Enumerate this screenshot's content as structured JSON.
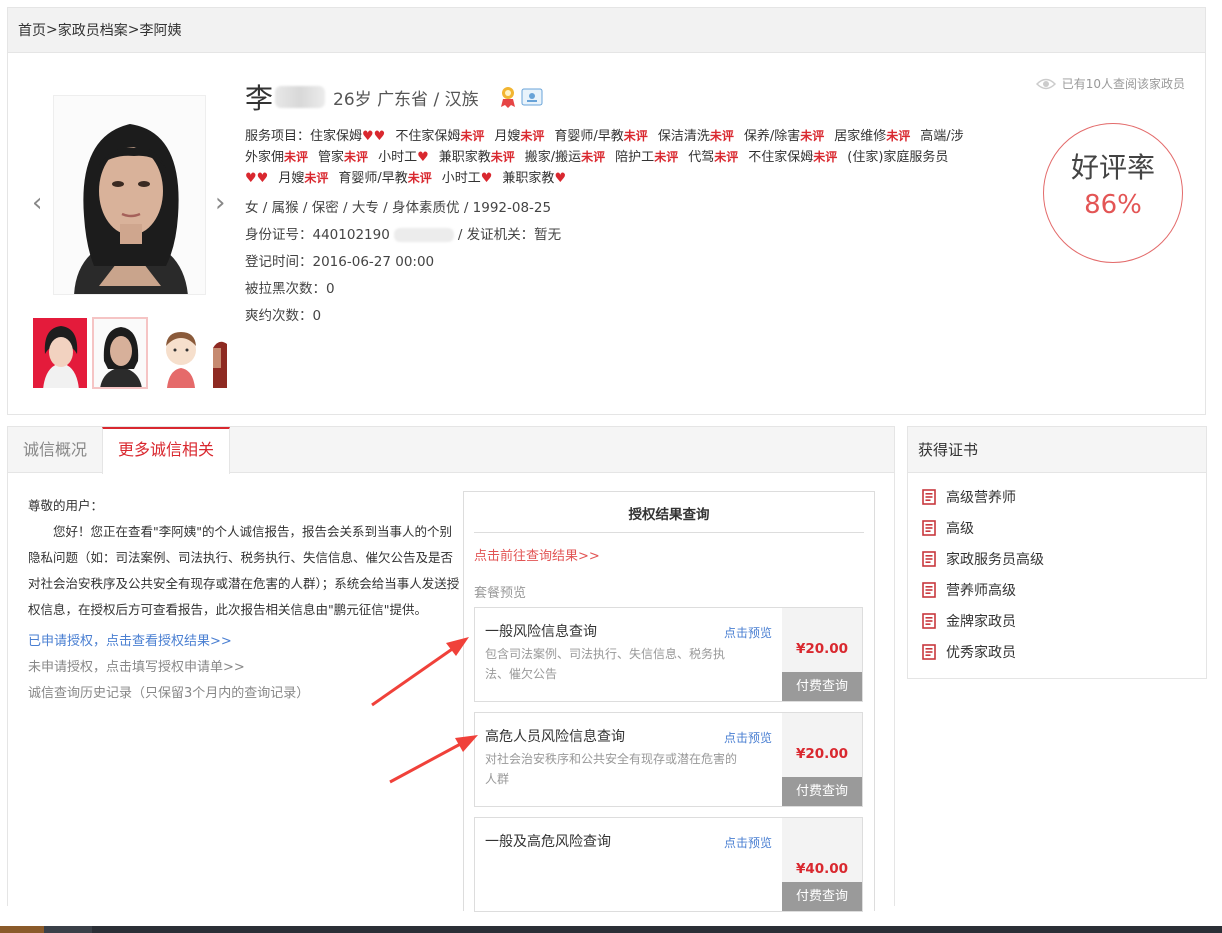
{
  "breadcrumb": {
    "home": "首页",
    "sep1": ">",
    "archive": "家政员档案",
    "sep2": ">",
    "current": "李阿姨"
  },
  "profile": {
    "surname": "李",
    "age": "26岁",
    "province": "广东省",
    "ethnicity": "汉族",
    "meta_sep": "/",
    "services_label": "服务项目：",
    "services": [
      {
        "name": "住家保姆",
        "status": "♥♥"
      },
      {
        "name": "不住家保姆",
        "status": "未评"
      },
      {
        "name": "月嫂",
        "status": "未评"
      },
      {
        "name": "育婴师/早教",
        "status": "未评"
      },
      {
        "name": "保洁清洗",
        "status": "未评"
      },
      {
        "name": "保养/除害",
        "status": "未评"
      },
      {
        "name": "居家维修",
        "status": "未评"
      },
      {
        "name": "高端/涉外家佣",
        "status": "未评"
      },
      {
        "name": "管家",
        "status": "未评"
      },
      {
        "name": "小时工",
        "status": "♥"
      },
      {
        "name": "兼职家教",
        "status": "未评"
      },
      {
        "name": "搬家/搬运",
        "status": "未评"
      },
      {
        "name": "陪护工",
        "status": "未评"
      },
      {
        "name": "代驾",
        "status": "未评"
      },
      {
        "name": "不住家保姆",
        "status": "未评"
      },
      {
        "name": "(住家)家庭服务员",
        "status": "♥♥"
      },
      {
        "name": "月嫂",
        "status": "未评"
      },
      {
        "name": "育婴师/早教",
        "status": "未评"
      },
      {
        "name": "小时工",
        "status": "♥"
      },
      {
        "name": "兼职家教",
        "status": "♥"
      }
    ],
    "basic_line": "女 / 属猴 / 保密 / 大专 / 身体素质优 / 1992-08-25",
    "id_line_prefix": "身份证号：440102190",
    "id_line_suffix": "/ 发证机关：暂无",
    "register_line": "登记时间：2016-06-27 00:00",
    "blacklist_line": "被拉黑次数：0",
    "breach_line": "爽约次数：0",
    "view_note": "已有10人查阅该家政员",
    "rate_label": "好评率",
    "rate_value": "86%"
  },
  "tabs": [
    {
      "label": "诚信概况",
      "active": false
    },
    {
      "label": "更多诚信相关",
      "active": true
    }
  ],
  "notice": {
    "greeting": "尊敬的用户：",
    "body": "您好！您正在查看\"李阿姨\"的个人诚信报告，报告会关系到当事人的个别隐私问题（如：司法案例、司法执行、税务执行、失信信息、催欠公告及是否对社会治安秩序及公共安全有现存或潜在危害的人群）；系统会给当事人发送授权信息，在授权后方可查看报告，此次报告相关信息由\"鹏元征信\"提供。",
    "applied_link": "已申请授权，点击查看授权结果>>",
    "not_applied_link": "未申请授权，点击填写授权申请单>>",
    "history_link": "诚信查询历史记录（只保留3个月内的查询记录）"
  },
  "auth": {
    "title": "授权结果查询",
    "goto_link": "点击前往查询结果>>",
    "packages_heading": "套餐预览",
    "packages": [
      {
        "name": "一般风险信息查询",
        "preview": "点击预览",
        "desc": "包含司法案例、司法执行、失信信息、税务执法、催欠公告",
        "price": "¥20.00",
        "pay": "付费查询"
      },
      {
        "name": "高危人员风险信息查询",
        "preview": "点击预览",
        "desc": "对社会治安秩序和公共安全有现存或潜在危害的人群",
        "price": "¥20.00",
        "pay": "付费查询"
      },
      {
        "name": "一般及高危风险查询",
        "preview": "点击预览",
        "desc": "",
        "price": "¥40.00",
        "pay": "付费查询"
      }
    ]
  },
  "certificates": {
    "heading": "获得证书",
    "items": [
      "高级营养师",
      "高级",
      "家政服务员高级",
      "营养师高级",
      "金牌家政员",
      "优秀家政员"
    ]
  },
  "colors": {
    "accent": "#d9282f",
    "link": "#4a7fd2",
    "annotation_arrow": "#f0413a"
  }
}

* * * * * * *

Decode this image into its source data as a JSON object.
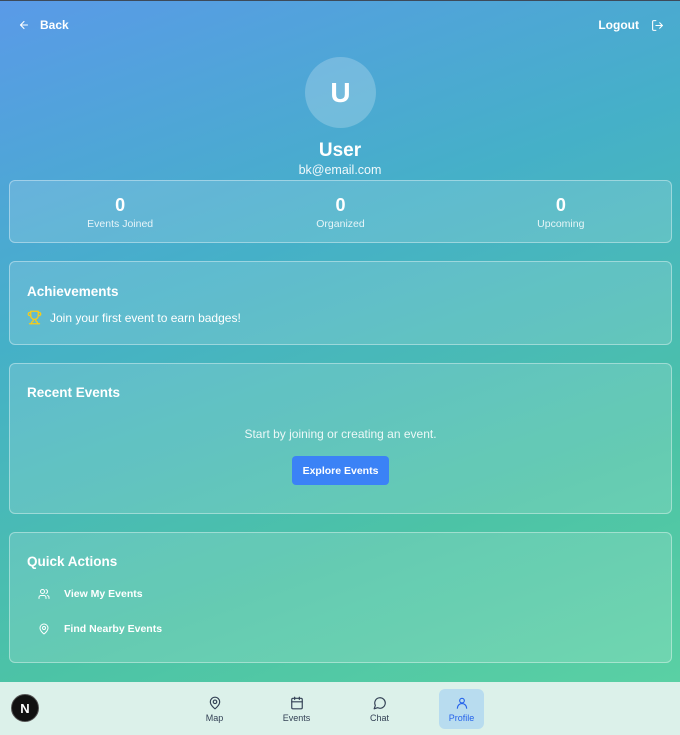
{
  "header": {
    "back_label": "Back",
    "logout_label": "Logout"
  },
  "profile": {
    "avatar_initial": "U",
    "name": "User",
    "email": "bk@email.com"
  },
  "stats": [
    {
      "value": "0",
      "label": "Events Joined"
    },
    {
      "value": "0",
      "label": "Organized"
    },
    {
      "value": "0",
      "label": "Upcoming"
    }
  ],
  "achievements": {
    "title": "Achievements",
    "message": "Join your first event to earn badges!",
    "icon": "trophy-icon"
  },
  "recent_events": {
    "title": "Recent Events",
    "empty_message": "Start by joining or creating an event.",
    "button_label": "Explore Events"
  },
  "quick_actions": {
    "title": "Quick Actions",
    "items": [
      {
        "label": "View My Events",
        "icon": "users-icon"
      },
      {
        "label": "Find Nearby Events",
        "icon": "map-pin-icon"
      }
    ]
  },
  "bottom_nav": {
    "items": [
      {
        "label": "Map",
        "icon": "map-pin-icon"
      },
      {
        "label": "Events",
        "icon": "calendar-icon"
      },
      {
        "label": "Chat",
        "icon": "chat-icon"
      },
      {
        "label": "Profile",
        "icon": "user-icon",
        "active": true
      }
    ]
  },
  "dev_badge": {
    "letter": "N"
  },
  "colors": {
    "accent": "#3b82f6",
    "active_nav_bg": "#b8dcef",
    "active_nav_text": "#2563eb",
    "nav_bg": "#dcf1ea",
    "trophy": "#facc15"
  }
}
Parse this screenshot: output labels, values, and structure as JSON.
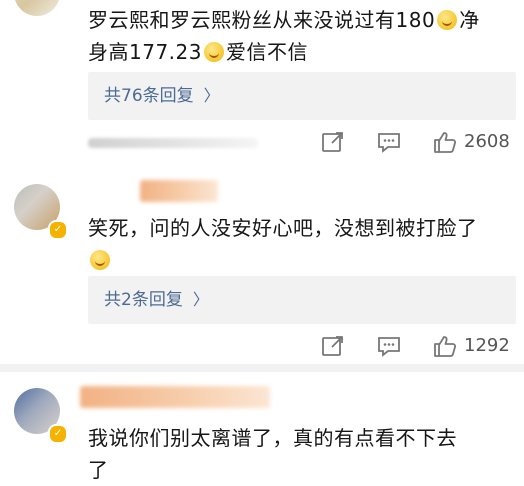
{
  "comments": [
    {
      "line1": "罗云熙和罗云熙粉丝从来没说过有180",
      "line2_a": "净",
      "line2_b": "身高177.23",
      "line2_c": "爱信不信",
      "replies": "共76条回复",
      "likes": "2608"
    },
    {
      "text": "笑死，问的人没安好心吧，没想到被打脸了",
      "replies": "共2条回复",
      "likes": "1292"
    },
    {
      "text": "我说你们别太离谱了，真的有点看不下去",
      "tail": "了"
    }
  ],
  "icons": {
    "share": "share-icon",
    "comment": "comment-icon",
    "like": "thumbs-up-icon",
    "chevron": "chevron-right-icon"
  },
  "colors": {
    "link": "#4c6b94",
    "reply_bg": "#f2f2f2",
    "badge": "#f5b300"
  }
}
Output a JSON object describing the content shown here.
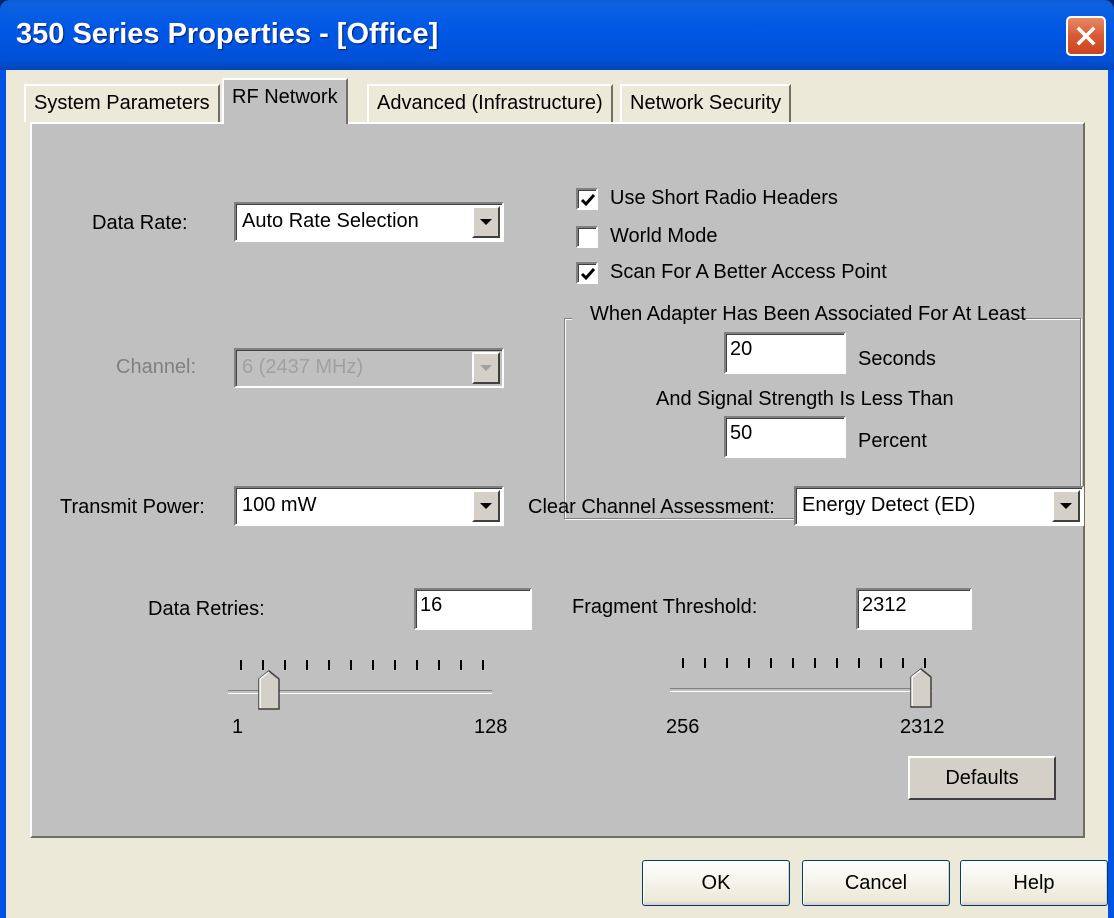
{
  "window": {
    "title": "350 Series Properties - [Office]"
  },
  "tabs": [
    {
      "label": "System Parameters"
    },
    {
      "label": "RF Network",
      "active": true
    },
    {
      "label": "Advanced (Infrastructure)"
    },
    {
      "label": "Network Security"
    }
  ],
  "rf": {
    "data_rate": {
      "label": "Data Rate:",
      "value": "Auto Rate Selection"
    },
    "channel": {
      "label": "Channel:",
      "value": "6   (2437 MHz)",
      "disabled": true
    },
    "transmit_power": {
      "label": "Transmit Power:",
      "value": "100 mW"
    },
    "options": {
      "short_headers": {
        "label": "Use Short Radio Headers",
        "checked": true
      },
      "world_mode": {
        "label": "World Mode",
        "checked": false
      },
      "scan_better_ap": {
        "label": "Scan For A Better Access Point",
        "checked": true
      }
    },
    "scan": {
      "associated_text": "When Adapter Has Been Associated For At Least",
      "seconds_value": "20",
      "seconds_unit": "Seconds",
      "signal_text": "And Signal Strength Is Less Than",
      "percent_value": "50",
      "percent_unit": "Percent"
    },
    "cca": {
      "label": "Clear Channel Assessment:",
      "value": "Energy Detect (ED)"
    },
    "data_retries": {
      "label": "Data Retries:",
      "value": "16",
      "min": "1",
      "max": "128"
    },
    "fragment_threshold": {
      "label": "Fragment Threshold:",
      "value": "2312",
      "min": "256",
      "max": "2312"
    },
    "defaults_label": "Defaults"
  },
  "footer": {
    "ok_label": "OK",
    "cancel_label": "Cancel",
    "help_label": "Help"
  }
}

* * * * * * *

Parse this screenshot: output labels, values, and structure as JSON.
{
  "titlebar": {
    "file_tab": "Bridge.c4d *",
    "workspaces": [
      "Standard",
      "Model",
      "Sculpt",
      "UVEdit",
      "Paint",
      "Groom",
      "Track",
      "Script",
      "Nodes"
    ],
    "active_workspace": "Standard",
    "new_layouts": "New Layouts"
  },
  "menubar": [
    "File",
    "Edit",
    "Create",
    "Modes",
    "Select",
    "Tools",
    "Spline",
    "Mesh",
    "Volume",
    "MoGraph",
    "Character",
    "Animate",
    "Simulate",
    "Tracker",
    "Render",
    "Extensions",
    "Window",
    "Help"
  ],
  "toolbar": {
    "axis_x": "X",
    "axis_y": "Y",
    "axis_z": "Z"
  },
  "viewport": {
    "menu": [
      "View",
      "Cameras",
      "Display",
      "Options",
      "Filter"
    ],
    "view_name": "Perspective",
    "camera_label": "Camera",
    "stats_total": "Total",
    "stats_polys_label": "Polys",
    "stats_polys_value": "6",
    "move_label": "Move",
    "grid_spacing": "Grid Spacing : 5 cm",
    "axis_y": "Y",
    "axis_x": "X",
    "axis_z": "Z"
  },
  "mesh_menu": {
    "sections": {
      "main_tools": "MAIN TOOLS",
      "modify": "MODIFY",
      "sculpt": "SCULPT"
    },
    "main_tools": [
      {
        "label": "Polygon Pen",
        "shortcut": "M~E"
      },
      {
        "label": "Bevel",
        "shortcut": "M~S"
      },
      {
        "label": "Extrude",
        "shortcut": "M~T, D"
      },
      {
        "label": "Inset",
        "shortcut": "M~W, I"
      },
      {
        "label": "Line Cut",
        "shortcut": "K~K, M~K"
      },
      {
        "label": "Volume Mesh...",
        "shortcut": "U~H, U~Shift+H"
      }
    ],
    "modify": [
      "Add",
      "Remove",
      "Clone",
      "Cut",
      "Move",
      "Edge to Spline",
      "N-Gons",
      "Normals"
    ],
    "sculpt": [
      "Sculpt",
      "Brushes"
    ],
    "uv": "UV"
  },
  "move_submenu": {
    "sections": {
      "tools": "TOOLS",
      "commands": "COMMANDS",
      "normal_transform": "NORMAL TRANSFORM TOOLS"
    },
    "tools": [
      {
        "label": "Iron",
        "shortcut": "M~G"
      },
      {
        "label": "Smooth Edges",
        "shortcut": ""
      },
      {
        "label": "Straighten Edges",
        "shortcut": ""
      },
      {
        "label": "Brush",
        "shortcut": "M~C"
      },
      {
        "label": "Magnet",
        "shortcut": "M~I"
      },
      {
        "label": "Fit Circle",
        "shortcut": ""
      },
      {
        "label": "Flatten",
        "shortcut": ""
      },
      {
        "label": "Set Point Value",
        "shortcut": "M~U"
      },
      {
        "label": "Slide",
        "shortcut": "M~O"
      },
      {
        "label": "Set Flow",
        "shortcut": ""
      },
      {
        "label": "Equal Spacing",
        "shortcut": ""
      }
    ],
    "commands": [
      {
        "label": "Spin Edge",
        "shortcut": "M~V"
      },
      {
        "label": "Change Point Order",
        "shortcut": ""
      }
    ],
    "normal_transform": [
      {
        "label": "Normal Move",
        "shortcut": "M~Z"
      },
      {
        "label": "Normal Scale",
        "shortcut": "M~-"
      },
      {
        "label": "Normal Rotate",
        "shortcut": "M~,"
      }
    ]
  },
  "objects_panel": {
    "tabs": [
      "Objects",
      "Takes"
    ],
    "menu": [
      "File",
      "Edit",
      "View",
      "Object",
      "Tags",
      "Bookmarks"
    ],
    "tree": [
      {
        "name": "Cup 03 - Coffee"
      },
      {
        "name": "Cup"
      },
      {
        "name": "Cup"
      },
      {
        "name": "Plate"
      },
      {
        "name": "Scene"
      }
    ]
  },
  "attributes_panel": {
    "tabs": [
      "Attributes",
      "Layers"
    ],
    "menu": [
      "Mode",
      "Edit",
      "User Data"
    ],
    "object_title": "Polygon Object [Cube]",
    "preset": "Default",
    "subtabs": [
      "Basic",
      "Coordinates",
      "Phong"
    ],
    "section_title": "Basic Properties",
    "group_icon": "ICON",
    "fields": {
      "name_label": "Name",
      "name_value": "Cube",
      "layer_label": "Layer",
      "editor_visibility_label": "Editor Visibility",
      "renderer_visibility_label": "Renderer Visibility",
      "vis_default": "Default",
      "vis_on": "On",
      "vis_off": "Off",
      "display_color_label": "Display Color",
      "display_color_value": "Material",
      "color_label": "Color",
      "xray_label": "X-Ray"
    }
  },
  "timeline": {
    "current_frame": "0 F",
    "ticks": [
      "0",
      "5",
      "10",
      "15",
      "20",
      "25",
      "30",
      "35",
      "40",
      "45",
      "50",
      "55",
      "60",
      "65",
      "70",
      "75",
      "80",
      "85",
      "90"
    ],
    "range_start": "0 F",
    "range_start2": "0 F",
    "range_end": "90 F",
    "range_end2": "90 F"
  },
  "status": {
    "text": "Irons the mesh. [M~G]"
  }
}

* * * * * * *

TASK TO COMPLETE:
Find the lines that include the string "失信信息", then copy each of them.

FULL ANSWER:
    "body": "您好！您正在查看\"李阿姨\"的个人诚信报告，报告会关系到当事人的个别隐私问题（如：司法案例、司法执行、税务执行、失信信息、催欠公告及是否对社会治安秩序及公共安全有现存或潜在危害的人群）；系统会给当事人发送授权信息，在授权后方可查看报告，此次报告相关信息由\"鹏元征信\"提供。",
        "desc": "包含司法案例、司法执行、失信信息、税务执法、催欠公告",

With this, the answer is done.